* **Task details**
Copy out the entries exactly, from the first line through the line containing "list-item[interactable] xyxy=(24,427,423,448)", with both ends included.

* **Provided material**

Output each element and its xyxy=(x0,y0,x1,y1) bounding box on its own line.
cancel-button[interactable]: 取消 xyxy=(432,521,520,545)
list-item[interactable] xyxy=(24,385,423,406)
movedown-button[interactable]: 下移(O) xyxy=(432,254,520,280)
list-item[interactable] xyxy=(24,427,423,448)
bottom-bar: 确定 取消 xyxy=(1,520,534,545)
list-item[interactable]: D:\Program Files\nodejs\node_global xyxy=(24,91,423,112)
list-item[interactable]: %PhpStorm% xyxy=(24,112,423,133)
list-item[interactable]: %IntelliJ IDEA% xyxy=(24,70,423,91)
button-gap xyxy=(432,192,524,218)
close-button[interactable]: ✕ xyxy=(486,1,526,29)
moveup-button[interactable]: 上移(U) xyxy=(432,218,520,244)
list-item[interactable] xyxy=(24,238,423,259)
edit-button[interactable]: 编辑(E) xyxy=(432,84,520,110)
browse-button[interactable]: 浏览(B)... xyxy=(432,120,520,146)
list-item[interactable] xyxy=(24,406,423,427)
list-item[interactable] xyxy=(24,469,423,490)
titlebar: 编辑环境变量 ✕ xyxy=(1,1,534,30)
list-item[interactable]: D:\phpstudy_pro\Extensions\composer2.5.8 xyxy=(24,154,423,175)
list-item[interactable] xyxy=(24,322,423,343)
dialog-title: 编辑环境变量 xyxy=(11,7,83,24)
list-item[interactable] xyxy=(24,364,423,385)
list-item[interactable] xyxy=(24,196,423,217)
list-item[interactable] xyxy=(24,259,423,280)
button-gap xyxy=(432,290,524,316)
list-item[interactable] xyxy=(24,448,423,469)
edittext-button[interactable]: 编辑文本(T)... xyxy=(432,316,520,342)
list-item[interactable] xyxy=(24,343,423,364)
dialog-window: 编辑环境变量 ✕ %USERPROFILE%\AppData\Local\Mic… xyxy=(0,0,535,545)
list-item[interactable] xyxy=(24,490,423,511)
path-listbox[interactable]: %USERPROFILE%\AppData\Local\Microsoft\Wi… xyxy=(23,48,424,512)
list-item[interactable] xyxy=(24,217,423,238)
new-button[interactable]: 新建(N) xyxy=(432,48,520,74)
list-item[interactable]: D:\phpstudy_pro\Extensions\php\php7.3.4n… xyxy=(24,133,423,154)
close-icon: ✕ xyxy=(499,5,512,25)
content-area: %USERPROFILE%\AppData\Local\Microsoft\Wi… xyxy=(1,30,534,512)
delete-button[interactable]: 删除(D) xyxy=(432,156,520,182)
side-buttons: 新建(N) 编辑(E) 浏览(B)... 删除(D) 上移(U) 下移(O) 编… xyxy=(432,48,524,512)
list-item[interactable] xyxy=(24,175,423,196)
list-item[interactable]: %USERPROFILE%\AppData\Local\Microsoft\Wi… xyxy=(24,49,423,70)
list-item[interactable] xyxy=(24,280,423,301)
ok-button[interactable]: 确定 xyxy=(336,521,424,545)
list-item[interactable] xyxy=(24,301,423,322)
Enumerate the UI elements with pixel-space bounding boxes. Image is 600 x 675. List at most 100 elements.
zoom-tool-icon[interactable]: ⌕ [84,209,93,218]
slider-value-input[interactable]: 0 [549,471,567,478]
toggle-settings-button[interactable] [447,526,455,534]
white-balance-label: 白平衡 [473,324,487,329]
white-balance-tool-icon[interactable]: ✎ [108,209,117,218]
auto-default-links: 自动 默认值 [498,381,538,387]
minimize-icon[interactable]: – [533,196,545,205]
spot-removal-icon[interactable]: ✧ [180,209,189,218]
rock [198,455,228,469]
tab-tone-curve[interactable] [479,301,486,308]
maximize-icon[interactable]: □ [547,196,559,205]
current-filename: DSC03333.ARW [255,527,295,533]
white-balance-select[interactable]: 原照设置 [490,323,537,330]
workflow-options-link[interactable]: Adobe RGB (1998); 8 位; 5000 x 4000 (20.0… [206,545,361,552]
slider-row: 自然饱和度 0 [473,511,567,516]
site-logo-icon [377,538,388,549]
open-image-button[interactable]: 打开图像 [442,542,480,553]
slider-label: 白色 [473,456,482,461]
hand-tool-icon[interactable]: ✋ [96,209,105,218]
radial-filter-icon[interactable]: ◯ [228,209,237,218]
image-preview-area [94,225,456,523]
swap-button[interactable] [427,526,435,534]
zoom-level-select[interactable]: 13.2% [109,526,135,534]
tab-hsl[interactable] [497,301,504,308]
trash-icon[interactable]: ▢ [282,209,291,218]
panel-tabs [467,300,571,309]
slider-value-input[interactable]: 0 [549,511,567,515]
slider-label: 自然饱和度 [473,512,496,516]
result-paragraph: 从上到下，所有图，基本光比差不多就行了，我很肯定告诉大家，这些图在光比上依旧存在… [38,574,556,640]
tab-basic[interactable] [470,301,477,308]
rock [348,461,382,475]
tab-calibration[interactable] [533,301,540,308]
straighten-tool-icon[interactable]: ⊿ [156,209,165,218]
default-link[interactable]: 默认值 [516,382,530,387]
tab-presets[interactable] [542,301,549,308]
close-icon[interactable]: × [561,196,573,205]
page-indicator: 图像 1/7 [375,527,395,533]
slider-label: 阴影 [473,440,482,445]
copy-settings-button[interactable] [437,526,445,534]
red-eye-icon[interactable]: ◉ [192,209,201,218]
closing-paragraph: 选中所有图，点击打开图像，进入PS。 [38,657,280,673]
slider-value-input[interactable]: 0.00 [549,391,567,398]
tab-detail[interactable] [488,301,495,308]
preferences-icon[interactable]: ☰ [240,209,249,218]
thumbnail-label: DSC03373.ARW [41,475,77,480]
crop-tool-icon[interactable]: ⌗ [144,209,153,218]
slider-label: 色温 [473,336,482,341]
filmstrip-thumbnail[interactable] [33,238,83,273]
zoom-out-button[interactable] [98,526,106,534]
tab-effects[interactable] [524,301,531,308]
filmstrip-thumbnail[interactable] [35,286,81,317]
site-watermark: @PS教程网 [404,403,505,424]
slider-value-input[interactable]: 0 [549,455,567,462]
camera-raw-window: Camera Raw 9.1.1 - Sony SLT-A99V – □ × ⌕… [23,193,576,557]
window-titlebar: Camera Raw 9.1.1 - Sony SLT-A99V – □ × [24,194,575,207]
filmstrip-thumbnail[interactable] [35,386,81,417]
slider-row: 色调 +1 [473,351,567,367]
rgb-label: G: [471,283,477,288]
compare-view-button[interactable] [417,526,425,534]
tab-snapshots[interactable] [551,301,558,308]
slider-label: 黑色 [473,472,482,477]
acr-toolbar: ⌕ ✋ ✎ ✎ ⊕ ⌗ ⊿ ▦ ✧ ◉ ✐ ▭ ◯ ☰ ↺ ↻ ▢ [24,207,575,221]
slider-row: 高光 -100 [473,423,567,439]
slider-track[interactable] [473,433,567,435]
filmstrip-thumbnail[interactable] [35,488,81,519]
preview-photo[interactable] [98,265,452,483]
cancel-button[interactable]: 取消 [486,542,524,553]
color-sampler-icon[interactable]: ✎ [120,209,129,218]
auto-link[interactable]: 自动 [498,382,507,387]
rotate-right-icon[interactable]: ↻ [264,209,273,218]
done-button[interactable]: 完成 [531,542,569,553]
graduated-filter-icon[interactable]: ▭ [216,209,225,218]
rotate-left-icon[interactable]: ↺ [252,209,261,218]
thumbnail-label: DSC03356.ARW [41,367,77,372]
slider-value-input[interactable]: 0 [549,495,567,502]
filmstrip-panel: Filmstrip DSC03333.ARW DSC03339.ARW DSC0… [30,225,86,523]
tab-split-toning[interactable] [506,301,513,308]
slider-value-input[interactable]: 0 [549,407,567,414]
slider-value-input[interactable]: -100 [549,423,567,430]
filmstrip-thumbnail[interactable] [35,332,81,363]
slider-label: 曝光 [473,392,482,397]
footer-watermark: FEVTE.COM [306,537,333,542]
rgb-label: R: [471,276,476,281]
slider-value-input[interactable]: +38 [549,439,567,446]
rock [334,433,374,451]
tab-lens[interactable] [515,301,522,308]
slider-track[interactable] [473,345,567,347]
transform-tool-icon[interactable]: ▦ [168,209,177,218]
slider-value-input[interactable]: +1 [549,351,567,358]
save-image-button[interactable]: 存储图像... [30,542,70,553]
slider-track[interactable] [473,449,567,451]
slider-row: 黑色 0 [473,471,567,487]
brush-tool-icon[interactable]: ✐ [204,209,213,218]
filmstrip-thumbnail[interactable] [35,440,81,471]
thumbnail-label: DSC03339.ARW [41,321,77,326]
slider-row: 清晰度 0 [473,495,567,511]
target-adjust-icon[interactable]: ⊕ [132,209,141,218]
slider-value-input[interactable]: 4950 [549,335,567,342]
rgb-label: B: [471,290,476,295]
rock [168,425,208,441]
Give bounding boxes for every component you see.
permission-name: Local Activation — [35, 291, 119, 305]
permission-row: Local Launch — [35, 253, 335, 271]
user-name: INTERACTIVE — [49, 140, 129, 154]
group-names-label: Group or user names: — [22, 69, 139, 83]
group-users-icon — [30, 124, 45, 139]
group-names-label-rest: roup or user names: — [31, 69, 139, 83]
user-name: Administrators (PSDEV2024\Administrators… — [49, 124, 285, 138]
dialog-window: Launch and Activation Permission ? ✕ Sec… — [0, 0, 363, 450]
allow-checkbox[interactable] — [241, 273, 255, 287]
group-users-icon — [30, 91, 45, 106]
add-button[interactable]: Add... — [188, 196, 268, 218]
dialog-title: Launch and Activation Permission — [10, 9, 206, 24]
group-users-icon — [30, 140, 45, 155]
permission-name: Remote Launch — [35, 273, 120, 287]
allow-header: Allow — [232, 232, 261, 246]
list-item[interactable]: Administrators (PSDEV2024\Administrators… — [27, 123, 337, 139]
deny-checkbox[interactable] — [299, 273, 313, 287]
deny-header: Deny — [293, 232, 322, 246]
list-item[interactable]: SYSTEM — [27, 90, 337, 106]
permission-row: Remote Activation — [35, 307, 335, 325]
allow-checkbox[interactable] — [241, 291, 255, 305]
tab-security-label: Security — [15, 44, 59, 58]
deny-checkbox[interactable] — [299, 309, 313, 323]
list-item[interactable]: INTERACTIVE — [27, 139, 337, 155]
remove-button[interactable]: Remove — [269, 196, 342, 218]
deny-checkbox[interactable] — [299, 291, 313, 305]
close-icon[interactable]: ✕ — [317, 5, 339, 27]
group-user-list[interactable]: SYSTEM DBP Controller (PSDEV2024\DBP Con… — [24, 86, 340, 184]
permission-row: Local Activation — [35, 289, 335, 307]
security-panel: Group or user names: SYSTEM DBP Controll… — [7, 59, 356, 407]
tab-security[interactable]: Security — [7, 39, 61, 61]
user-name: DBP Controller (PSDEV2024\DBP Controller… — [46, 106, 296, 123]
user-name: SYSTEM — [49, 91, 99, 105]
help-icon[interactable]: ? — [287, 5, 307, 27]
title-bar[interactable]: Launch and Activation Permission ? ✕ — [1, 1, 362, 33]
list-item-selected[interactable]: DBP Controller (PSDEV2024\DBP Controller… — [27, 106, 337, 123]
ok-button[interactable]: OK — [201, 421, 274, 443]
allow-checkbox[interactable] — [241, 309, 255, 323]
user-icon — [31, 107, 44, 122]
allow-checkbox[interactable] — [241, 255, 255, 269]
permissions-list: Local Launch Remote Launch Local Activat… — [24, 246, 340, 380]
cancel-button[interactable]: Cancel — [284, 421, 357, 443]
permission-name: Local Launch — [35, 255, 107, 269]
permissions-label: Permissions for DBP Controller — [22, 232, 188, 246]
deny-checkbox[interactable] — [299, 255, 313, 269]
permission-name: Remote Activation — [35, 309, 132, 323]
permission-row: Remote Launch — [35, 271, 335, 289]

* **Output of the exercise**
Output each element and its xyxy=(x0,y0,x1,y1) bounding box on its own line.
cancel-button[interactable]: 取消 xyxy=(432,521,520,545)
list-item[interactable] xyxy=(24,385,423,406)
movedown-button[interactable]: 下移(O) xyxy=(432,254,520,280)
list-item[interactable] xyxy=(24,427,423,448)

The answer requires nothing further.